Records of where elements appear
====
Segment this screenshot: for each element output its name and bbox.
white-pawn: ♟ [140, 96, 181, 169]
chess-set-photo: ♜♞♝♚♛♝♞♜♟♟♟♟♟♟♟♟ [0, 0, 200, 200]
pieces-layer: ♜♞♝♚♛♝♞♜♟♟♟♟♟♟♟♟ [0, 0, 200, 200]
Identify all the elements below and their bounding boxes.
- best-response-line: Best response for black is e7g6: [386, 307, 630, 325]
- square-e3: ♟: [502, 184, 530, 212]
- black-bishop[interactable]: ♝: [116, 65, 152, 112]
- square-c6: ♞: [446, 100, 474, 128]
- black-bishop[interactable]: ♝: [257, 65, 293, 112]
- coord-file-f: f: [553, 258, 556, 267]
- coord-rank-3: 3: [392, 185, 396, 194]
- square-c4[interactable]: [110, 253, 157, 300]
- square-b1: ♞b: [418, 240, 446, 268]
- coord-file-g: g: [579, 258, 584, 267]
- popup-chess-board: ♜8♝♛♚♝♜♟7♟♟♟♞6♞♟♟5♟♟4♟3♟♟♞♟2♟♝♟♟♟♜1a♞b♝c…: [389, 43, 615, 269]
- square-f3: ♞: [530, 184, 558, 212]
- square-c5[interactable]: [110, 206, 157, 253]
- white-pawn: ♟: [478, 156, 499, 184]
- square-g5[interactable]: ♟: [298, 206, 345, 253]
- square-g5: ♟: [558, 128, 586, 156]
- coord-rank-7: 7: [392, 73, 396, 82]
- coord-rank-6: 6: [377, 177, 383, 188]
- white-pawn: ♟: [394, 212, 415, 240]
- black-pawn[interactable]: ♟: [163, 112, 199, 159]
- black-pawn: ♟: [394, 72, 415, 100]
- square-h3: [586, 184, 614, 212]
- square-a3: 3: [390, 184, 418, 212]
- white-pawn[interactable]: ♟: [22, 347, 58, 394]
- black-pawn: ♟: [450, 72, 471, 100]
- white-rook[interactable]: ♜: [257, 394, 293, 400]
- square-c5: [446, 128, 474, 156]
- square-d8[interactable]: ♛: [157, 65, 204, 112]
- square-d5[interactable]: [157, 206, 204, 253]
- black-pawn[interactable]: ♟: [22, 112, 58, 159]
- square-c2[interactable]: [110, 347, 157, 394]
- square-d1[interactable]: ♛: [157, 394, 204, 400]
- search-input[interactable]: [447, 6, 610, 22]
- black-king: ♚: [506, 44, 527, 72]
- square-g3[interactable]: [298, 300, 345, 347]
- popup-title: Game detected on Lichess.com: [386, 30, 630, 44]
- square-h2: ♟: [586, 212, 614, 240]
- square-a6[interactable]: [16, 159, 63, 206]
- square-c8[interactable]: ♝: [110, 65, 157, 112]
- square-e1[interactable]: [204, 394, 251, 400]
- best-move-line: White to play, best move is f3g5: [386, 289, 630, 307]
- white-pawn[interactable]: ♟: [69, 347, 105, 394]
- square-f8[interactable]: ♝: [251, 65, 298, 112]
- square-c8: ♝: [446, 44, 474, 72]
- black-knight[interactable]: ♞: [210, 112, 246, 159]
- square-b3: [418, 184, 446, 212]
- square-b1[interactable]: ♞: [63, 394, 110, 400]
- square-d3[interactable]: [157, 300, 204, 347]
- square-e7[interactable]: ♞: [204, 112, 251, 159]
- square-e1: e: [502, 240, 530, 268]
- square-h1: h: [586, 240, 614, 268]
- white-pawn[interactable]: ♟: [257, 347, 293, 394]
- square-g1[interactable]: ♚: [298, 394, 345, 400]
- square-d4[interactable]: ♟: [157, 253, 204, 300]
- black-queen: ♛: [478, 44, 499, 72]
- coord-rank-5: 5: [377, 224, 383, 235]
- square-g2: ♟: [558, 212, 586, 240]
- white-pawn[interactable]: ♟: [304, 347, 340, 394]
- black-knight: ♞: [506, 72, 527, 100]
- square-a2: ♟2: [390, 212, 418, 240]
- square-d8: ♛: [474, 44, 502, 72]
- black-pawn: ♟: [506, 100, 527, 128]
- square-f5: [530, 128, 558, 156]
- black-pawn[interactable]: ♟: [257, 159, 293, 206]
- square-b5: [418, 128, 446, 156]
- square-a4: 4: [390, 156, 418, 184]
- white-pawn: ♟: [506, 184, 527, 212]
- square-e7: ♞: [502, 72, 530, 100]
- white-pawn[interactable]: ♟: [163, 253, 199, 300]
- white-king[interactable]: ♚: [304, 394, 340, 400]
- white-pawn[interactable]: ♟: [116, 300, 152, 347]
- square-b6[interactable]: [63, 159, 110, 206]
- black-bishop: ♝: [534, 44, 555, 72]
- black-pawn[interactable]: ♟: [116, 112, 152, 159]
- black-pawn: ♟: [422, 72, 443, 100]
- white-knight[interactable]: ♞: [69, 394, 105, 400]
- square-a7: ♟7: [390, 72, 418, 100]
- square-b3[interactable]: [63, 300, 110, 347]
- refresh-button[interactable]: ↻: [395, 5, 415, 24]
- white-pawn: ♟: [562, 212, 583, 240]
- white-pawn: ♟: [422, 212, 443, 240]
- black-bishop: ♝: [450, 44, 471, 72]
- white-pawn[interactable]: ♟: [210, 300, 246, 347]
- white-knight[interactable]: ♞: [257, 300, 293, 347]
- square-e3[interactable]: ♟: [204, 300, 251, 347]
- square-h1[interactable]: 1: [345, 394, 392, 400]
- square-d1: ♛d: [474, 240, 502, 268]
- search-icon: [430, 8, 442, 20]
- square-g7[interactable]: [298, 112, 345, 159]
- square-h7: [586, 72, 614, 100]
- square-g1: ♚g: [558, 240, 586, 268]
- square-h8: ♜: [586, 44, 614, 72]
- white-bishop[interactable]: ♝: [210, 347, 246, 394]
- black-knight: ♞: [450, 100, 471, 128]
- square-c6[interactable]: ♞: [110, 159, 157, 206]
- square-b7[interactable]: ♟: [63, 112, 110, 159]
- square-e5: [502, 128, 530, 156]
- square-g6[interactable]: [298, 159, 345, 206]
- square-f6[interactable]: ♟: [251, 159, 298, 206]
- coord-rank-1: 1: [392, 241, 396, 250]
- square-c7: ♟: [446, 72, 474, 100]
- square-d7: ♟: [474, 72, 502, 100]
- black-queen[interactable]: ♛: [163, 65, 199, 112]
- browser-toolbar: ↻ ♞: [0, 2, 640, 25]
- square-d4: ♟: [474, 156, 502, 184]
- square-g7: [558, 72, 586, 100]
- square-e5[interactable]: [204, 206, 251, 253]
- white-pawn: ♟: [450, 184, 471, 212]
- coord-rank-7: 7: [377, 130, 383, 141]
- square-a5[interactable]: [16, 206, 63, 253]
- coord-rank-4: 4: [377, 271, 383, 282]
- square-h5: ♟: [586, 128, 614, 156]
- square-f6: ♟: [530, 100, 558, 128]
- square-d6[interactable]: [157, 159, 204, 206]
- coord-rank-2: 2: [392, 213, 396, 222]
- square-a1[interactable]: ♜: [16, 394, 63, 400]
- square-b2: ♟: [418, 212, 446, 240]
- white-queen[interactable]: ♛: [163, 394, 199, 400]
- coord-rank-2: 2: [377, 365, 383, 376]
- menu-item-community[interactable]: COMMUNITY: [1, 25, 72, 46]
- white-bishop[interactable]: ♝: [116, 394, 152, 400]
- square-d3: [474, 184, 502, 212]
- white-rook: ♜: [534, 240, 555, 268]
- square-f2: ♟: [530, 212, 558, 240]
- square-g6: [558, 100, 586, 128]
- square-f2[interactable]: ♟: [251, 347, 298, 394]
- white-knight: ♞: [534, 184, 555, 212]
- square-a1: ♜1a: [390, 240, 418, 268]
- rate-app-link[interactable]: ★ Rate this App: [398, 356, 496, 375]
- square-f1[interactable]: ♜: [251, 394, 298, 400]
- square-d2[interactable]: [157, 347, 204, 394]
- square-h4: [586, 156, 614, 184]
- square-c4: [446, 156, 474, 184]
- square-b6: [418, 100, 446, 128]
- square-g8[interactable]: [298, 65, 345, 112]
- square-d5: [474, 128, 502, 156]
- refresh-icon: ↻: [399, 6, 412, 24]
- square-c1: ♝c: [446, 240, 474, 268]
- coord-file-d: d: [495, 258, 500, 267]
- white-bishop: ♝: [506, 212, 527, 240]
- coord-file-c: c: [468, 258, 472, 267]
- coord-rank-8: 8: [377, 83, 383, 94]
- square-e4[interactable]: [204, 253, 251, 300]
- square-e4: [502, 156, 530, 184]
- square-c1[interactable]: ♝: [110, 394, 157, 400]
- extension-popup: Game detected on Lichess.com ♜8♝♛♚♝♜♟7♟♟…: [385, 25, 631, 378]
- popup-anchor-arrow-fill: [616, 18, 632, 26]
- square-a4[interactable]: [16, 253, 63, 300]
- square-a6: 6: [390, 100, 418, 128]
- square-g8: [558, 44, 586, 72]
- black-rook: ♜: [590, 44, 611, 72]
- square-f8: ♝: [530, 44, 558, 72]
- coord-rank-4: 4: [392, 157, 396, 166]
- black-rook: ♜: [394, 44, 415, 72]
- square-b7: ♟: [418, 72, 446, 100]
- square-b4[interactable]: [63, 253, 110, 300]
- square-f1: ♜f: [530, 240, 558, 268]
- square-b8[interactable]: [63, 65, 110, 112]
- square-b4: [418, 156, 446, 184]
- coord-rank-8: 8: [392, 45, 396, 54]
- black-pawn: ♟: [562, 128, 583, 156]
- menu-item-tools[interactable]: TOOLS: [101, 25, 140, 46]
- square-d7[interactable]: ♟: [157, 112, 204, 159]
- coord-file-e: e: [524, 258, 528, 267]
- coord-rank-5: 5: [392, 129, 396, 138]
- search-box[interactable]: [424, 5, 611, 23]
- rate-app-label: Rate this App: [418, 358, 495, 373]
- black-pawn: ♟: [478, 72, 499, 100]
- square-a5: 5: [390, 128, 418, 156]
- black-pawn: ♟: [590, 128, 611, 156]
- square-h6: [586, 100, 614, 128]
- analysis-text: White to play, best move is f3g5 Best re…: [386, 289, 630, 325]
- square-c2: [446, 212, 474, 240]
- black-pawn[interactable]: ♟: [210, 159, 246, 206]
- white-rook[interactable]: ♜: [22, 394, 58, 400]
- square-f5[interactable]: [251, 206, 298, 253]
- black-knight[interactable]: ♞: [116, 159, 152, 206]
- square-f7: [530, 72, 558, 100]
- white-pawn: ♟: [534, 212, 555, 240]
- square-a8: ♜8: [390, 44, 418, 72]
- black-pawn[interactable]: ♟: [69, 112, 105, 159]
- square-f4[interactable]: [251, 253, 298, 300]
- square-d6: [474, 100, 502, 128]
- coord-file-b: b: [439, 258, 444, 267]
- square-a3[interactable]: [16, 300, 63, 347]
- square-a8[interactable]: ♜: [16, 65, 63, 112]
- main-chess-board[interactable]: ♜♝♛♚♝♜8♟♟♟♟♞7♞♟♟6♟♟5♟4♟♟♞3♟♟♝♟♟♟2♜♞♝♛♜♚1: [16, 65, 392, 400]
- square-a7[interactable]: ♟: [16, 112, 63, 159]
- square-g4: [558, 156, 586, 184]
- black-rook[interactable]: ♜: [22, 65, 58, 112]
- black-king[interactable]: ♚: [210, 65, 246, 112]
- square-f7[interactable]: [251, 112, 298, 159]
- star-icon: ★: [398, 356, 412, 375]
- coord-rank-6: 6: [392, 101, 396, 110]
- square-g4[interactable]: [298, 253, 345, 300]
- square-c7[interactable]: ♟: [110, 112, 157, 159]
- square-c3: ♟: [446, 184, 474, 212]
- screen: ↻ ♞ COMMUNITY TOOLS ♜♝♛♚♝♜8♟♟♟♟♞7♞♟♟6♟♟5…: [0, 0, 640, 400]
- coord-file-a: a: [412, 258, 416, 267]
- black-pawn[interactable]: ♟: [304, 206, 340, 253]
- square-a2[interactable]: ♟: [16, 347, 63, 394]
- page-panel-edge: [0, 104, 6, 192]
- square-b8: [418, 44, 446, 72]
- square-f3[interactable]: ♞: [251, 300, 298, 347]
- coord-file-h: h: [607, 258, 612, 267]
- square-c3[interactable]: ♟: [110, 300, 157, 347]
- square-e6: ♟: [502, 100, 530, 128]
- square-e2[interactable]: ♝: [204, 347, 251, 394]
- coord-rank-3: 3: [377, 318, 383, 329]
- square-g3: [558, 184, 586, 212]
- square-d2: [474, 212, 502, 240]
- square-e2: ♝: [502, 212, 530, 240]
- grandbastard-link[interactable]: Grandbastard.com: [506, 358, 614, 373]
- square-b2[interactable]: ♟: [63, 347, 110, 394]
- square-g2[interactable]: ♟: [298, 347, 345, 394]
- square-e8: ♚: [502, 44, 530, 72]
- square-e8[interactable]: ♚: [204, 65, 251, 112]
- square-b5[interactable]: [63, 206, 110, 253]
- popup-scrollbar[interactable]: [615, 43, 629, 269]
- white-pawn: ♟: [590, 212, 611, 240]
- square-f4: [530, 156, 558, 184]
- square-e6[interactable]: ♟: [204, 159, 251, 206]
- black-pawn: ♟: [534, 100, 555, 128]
====
### GIVEN EXERCISE:
Can you repeat these entries word for word, starting at the first line and stopping after the line that contains "- square-d5[interactable]: [157, 206, 204, 253]"?

### ANSWER IN FULL:
Segment this screenshot: for each element output its name and bbox.
white-pawn: ♟ [140, 96, 181, 169]
chess-set-photo: ♜♞♝♚♛♝♞♜♟♟♟♟♟♟♟♟ [0, 0, 200, 200]
pieces-layer: ♜♞♝♚♛♝♞♜♟♟♟♟♟♟♟♟ [0, 0, 200, 200]
Identify all the elements below and their bounding boxes.
- best-response-line: Best response for black is e7g6: [386, 307, 630, 325]
- square-e3: ♟: [502, 184, 530, 212]
- black-bishop[interactable]: ♝: [116, 65, 152, 112]
- square-c6: ♞: [446, 100, 474, 128]
- black-bishop[interactable]: ♝: [257, 65, 293, 112]
- coord-file-f: f: [553, 258, 556, 267]
- coord-rank-3: 3: [392, 185, 396, 194]
- square-c4[interactable]: [110, 253, 157, 300]
- square-b1: ♞b: [418, 240, 446, 268]
- coord-file-g: g: [579, 258, 584, 267]
- popup-chess-board: ♜8♝♛♚♝♜♟7♟♟♟♞6♞♟♟5♟♟4♟3♟♟♞♟2♟♝♟♟♟♜1a♞b♝c…: [389, 43, 615, 269]
- square-f3: ♞: [530, 184, 558, 212]
- square-c5[interactable]: [110, 206, 157, 253]
- white-pawn: ♟: [478, 156, 499, 184]
- square-g5[interactable]: ♟: [298, 206, 345, 253]
- square-g5: ♟: [558, 128, 586, 156]
- coord-rank-7: 7: [392, 73, 396, 82]
- coord-rank-6: 6: [377, 177, 383, 188]
- white-pawn: ♟: [394, 212, 415, 240]
- black-pawn[interactable]: ♟: [163, 112, 199, 159]
- black-pawn: ♟: [394, 72, 415, 100]
- square-h3: [586, 184, 614, 212]
- square-a3: 3: [390, 184, 418, 212]
- white-pawn[interactable]: ♟: [22, 347, 58, 394]
- black-pawn: ♟: [450, 72, 471, 100]
- white-rook[interactable]: ♜: [257, 394, 293, 400]
- square-c5: [446, 128, 474, 156]
- square-d8[interactable]: ♛: [157, 65, 204, 112]
- square-d5[interactable]: [157, 206, 204, 253]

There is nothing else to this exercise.